Pull out every line in the data that has the string "values" in it.

--- START Working data ---

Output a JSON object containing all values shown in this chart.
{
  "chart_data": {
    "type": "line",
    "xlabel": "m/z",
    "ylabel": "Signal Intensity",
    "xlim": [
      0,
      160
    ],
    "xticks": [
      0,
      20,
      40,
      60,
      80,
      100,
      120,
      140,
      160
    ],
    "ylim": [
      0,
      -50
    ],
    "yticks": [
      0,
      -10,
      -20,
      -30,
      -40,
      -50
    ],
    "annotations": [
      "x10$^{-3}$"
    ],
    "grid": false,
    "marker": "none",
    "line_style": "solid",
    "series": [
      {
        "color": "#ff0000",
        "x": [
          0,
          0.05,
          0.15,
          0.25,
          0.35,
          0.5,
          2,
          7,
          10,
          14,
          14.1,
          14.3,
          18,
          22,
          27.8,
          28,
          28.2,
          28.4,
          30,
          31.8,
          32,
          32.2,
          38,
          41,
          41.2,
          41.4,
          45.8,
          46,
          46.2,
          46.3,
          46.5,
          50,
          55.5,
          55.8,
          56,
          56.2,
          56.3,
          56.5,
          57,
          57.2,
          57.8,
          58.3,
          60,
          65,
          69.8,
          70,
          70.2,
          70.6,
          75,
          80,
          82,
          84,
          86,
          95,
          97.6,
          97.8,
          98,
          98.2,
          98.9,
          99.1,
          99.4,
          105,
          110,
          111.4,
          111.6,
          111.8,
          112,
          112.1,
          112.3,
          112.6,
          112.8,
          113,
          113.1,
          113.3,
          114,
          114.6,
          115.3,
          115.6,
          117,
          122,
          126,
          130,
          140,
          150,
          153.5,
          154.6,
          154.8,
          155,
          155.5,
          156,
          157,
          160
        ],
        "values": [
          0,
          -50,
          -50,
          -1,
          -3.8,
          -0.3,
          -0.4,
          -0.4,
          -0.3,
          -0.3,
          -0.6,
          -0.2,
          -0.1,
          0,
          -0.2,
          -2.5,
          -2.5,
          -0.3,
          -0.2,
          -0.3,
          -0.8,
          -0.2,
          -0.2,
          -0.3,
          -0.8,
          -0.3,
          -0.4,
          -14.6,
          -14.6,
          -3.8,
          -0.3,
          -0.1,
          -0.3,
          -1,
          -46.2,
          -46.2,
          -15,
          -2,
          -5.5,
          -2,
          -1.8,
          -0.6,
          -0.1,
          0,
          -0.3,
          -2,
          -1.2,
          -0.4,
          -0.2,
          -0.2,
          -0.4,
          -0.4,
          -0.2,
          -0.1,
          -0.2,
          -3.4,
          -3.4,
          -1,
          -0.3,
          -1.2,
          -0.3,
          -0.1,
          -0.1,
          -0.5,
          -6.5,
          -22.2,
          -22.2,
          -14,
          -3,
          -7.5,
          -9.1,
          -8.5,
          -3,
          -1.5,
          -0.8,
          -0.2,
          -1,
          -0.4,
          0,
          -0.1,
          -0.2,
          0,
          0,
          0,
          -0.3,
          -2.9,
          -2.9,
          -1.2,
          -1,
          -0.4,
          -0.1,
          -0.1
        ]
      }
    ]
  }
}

--- END Working data ---

» Answer for this exercise
Output a JSON object containing all values shown in this chart.
        "values": [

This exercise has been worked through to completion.